• **Trecho**
Já Cleópatra, nem milênios resolveram o impasse genético. Historiadores divergem até hoje sobre sua aparência, mais de de dois mil anos depois de sua morte. E antes mesmo da versão do filme com Gal Gadot chegar aos cinemas, ou que o longa com Angelina Jolie saia do papel, a Netflix traz Rainha Cleopatra, uma série documental de apenas quatro episódios que traz a atriz Adele James no papel da lendária e icônica egípcia, gerando um movimento reativo violento contra a plataforma.

• **O que fazer**
Reescreva tudo o que vai de "Já Cleópatra, nem" até "contra a plataforma." no trecho sobre Cleópatra, renomeando "Netflix" como "plataforma de streaming". As linhas não precisam ser consultadas.

• **Linhas fornecidas**

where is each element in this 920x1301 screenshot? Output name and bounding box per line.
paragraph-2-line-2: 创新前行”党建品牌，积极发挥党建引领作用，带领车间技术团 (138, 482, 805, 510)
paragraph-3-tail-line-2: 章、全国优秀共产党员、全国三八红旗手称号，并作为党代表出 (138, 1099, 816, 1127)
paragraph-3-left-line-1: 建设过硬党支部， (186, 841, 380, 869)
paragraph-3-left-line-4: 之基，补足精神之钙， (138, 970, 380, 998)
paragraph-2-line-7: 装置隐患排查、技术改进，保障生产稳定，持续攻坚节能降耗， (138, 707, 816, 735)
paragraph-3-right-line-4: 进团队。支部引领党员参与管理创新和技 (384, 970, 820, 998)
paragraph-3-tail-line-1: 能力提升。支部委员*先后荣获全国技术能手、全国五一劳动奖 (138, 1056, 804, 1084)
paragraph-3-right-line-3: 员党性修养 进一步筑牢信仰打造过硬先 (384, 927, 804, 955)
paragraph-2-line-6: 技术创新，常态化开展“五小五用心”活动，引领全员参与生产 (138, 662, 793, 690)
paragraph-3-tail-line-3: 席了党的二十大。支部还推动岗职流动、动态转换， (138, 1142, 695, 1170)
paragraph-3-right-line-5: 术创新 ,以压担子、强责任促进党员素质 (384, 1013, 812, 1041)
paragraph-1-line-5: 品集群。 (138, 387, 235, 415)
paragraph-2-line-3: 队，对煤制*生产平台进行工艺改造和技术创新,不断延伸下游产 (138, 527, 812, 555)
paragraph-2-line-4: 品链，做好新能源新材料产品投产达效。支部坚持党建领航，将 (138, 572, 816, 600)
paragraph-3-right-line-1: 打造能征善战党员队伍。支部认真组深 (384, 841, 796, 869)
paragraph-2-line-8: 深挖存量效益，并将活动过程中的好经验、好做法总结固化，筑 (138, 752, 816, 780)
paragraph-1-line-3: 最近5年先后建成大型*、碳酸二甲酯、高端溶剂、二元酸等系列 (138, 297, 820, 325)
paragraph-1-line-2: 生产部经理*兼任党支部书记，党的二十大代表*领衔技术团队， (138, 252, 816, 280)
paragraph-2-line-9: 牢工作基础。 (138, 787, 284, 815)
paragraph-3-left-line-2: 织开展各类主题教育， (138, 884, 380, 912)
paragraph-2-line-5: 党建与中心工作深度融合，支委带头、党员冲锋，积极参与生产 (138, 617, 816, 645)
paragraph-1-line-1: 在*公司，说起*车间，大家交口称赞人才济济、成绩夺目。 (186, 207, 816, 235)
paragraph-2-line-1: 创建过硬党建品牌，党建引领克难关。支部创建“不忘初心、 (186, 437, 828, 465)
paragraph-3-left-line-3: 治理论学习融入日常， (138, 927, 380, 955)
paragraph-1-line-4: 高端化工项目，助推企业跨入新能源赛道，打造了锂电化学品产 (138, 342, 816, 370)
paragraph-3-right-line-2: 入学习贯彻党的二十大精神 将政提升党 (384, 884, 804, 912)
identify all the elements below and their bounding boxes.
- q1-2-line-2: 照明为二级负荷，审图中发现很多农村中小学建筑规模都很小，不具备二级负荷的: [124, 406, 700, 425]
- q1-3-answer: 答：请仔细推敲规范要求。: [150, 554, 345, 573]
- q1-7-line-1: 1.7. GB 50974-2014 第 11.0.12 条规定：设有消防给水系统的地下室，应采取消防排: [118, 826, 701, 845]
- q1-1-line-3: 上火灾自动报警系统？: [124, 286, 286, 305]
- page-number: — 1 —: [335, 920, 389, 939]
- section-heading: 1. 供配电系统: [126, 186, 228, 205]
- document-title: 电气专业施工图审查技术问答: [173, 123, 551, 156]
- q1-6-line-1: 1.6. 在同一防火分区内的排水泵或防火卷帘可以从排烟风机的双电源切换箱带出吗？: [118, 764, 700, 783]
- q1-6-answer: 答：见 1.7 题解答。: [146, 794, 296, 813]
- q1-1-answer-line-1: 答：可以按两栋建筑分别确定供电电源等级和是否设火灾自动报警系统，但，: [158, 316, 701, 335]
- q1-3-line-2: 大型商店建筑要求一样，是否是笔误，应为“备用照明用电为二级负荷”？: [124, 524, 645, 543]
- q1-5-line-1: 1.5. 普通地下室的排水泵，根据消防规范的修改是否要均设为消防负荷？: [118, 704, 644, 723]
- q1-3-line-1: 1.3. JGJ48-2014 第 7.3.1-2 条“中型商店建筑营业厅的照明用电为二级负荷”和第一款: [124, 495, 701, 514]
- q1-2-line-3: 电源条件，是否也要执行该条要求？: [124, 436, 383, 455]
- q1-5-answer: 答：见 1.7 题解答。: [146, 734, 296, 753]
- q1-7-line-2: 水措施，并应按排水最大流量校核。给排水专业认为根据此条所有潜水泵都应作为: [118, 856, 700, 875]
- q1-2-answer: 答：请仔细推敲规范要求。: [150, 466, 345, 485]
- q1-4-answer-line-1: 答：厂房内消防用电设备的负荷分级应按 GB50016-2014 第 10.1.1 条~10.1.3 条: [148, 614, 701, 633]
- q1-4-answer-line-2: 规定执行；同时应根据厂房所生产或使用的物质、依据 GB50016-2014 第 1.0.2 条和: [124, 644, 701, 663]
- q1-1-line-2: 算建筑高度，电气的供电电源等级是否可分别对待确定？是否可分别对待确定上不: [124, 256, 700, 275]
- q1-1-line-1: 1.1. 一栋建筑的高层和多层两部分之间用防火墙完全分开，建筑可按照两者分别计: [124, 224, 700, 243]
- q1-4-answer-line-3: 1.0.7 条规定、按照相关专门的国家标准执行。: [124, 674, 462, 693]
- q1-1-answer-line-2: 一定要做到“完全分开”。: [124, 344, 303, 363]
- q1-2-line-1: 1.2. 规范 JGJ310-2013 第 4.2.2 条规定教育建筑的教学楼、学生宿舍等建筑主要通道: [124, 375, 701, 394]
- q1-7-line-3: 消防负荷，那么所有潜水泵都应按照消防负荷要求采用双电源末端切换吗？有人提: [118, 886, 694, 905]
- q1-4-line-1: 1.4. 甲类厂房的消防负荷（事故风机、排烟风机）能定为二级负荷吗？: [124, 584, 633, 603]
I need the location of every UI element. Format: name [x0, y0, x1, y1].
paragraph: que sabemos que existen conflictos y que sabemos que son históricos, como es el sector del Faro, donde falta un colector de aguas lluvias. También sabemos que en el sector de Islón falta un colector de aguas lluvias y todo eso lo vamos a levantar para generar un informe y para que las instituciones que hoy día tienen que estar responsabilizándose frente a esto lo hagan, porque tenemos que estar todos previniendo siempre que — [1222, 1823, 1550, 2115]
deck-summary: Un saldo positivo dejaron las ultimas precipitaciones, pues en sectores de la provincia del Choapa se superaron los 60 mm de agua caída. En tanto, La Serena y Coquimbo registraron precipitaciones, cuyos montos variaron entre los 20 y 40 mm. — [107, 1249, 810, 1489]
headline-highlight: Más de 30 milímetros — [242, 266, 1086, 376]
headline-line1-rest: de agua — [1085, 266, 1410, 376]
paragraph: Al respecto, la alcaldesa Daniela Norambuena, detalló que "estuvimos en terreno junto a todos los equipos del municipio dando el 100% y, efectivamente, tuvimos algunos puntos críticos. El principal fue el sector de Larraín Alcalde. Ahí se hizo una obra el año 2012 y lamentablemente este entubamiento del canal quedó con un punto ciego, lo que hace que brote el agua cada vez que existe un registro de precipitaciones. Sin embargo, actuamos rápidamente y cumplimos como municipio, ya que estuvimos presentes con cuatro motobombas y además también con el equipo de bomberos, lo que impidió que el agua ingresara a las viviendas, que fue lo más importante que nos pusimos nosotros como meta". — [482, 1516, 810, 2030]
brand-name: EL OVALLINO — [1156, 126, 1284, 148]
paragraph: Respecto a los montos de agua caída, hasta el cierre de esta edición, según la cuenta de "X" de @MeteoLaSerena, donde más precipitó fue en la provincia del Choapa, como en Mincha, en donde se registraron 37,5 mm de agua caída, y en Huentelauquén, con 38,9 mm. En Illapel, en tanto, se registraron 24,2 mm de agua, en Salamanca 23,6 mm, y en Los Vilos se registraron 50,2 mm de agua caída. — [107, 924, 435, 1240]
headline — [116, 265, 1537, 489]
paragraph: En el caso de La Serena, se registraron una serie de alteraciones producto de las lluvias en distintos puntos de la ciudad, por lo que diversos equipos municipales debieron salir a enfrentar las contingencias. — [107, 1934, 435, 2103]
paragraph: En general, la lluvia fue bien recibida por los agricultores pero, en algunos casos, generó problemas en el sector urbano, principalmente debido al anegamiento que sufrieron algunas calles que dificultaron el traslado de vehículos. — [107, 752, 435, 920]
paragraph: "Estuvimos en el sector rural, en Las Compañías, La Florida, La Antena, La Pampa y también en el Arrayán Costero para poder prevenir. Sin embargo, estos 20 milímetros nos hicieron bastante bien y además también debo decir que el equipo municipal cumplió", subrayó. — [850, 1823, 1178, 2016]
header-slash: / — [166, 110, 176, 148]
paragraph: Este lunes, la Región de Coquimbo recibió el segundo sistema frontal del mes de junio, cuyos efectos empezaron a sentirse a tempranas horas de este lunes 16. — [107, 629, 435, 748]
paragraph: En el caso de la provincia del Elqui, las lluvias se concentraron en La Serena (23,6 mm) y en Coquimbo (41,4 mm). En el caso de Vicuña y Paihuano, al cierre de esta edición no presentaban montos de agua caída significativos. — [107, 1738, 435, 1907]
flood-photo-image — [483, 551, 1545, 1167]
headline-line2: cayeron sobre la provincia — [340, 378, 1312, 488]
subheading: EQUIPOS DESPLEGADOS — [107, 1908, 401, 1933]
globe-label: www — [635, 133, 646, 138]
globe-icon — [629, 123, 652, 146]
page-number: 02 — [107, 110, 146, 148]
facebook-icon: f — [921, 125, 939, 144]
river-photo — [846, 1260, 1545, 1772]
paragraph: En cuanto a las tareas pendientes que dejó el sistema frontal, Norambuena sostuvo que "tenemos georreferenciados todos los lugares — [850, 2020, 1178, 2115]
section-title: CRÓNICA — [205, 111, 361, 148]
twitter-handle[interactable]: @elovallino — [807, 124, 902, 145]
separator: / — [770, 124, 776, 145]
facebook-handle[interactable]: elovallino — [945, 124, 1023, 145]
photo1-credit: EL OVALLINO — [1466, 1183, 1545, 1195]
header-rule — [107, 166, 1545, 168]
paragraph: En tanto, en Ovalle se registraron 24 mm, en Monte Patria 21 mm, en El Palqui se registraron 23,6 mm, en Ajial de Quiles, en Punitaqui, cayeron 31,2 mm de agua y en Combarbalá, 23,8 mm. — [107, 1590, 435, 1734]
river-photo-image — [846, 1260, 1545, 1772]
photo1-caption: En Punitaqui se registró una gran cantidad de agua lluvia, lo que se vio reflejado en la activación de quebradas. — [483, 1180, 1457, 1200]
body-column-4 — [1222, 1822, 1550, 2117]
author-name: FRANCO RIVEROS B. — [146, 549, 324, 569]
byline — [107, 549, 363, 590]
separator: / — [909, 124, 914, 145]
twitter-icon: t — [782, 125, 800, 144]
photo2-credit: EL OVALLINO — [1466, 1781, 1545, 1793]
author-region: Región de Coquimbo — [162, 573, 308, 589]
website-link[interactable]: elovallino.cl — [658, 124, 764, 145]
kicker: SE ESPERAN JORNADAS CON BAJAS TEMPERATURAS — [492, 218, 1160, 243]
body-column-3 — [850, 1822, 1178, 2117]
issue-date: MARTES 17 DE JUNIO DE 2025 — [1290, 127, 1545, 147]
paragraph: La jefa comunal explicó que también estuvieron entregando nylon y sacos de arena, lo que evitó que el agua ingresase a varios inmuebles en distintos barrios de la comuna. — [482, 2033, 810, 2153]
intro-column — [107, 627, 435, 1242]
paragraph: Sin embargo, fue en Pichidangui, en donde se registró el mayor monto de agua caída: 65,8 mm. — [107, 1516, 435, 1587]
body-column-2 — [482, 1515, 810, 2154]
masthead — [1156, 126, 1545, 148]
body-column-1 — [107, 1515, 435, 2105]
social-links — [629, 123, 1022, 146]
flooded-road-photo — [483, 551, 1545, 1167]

• **Resposta da tarefa**
Já Cleópatra, nem milênios resolveram o impasse genético. Historiadores divergem até hoje sobre sua aparência, mais de de dois mil anos depois de sua morte. E antes mesmo da versão do filme com Gal Gadot chegar aos cinemas, ou que o longa com Angelina Jolie saia do papel, a plataforma de streaming traz Rainha Cleopatra, uma série documental de apenas quatro episódios que traz a atriz Adele James no papel da lendária e icônica egípcia, gerando um movimento reativo violento contra a plataforma.